◆ **Exercise directions**: Draw out every line with the word "左耳を無効にする" from the listing below.

◆ **Data shown**:
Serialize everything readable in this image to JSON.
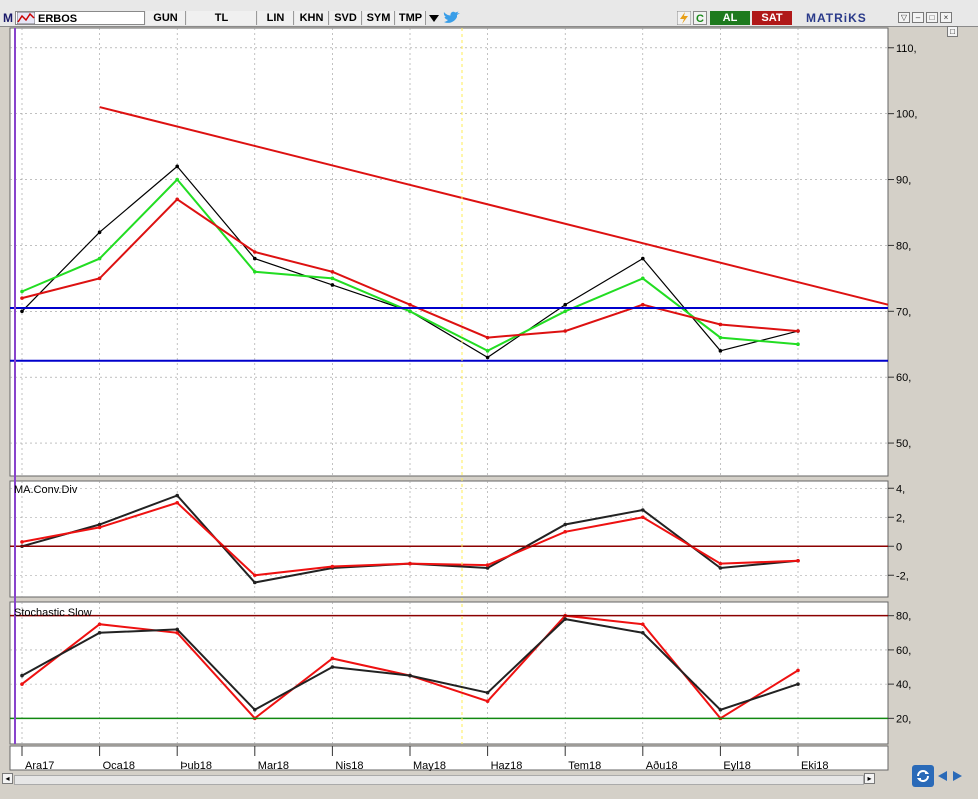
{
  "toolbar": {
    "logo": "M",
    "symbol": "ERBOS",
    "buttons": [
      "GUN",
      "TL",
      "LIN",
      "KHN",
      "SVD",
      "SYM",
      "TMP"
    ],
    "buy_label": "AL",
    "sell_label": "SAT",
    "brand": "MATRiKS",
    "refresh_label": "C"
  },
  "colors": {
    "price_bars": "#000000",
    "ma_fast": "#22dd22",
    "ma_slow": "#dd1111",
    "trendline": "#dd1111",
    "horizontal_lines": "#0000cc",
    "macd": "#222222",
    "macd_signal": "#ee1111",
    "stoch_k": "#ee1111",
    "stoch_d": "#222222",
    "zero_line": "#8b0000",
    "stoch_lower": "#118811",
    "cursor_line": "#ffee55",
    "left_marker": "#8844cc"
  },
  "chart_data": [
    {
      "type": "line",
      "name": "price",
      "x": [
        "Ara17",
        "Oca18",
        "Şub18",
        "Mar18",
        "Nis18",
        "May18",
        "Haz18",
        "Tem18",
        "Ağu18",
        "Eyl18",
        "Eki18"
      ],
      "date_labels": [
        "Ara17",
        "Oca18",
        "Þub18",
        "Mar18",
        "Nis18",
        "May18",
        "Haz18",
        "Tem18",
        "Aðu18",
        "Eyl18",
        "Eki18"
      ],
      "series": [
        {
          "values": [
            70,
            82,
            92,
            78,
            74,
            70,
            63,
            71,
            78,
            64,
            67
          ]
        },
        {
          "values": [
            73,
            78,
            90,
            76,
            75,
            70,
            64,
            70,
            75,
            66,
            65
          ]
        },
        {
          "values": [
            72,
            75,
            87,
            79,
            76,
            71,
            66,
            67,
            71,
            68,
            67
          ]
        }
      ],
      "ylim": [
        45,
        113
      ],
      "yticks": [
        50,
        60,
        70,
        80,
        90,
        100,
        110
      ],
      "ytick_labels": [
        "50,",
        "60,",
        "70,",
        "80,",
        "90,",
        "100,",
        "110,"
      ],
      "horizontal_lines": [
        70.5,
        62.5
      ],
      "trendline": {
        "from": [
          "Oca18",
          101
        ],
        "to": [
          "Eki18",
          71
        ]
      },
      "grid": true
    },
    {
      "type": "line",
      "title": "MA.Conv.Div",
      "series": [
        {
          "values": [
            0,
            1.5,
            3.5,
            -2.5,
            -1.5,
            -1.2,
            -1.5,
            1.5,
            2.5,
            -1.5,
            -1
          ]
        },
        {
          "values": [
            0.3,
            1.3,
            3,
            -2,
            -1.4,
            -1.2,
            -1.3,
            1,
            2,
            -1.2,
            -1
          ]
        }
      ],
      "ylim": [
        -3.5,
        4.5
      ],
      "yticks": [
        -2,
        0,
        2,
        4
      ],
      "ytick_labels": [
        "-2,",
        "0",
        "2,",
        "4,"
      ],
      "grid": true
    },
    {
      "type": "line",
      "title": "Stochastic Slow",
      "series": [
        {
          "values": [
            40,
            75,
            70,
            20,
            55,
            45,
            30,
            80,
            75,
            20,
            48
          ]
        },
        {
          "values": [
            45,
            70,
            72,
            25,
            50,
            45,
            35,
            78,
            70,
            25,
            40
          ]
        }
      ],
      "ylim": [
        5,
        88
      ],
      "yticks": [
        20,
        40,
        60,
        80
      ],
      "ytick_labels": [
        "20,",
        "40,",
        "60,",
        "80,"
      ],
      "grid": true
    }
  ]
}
--
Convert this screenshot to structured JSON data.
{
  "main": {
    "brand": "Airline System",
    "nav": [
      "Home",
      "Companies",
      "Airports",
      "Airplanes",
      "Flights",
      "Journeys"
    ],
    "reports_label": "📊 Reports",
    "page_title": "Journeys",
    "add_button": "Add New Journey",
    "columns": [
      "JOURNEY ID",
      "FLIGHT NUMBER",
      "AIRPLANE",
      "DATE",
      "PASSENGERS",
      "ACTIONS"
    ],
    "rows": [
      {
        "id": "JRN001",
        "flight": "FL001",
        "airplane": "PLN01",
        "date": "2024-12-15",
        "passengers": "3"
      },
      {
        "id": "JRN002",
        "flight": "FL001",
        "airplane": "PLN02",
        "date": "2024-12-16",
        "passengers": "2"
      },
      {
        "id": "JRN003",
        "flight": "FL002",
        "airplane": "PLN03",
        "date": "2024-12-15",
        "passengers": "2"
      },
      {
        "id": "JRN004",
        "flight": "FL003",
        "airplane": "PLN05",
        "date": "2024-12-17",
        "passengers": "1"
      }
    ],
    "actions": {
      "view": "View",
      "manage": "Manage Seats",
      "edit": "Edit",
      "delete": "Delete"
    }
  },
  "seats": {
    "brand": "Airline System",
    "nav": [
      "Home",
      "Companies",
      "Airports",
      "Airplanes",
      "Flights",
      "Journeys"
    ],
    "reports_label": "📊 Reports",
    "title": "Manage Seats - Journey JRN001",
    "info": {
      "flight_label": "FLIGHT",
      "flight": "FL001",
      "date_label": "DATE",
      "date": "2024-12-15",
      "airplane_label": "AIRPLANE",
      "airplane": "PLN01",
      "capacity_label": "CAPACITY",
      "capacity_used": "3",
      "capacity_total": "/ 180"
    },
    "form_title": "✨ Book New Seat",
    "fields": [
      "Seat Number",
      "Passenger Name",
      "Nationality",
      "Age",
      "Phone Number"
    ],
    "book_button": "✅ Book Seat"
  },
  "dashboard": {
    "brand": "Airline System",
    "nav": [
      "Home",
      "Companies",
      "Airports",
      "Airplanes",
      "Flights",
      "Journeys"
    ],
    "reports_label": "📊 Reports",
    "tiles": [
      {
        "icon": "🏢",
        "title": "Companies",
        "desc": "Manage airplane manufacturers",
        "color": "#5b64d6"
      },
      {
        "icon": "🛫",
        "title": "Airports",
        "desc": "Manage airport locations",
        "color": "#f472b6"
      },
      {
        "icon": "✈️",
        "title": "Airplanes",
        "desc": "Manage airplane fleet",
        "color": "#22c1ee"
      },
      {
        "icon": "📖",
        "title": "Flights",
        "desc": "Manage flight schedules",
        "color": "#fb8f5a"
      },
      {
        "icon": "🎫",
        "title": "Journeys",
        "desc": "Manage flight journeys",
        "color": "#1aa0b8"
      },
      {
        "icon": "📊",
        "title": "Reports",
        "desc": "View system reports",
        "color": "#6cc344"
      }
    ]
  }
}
---
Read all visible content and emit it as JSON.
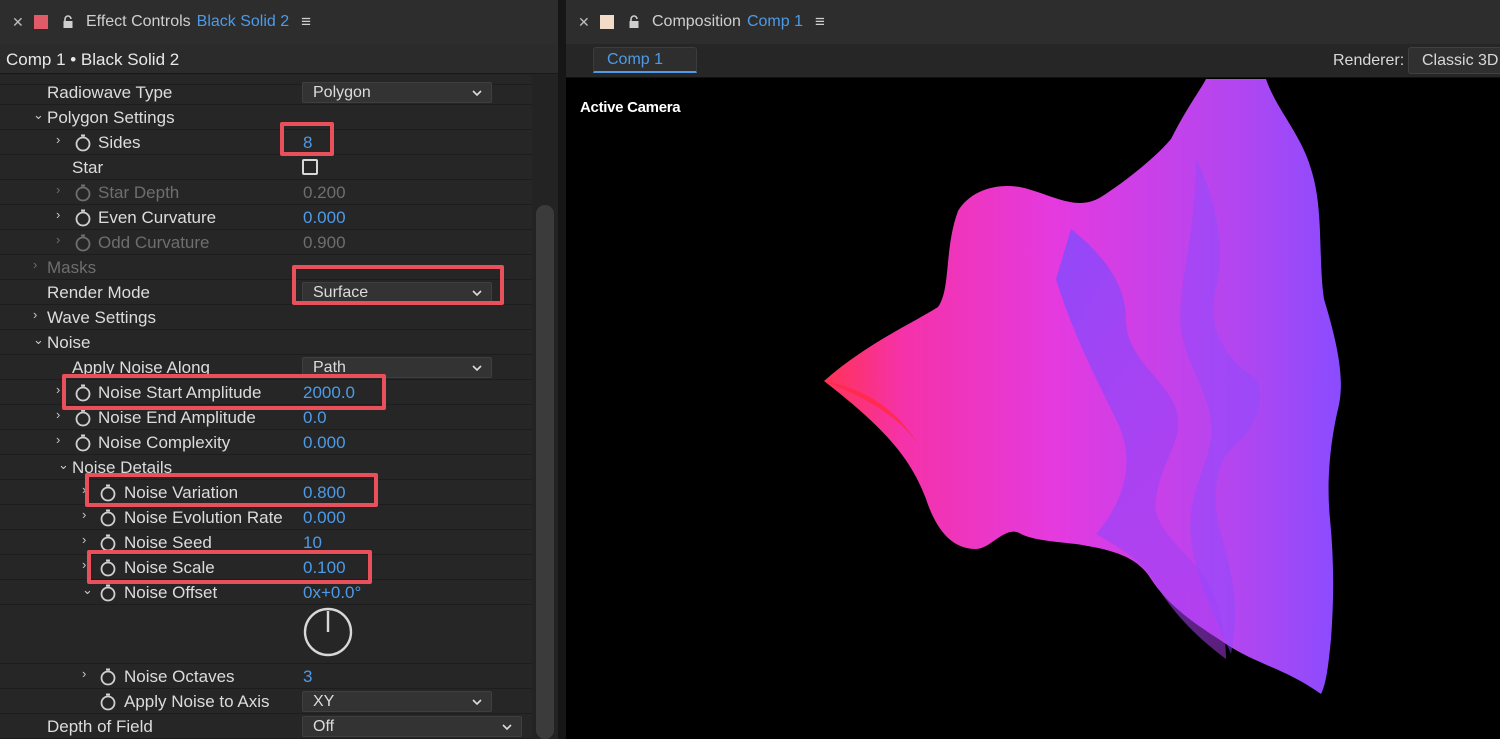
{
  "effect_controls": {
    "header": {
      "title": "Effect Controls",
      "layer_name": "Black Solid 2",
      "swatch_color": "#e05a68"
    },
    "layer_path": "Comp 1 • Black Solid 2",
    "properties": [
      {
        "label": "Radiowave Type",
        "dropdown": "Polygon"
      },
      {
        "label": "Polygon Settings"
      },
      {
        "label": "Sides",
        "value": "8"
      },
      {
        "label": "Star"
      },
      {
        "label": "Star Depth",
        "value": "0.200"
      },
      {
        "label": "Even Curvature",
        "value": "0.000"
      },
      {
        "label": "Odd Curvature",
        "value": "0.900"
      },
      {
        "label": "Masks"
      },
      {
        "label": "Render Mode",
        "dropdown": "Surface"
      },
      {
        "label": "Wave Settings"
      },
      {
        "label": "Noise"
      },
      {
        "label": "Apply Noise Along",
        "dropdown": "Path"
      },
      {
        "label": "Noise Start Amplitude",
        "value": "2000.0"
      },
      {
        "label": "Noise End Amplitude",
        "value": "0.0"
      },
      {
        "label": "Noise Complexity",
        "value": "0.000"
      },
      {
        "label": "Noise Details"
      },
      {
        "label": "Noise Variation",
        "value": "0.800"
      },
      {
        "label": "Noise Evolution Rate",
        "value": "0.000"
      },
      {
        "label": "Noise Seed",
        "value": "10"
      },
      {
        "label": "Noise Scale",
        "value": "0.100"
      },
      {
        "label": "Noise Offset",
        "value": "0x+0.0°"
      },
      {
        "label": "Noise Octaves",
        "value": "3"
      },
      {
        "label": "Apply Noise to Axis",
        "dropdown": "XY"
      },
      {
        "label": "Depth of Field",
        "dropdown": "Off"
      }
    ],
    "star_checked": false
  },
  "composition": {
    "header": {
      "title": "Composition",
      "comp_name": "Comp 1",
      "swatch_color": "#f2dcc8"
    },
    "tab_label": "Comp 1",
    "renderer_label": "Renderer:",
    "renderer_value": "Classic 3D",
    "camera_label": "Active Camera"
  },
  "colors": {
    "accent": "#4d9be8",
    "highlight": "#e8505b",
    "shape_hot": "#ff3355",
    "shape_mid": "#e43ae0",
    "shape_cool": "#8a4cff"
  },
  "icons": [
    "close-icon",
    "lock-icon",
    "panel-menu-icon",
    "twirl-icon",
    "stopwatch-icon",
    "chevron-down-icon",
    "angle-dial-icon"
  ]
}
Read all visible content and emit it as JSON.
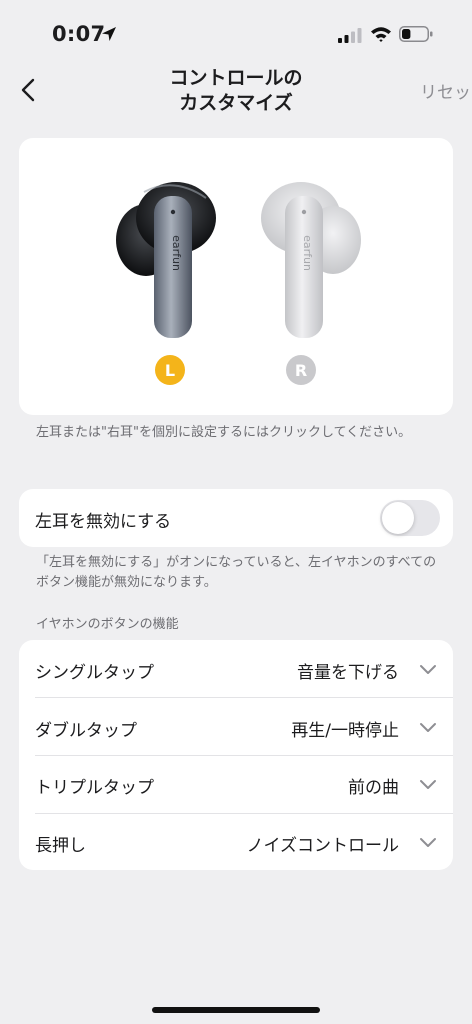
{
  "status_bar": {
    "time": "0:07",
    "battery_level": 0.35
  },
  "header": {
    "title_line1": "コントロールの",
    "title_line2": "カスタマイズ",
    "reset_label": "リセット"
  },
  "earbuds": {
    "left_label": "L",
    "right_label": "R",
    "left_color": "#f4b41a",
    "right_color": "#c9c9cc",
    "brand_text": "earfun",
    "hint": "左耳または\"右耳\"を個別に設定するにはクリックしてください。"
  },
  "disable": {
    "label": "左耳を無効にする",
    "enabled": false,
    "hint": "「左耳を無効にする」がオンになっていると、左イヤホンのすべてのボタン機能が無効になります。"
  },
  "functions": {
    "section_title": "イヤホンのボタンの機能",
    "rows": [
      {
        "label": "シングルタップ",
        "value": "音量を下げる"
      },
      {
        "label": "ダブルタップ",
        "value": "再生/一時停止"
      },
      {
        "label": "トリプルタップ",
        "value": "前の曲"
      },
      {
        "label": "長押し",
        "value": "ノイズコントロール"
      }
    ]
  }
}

◆ **Solution to the exercise**:
    "label": "左耳を無効にする",
    "hint": "「左耳を無効にする」がオンになっていると、左イヤホンのすべてのボタン機能が無効になります。"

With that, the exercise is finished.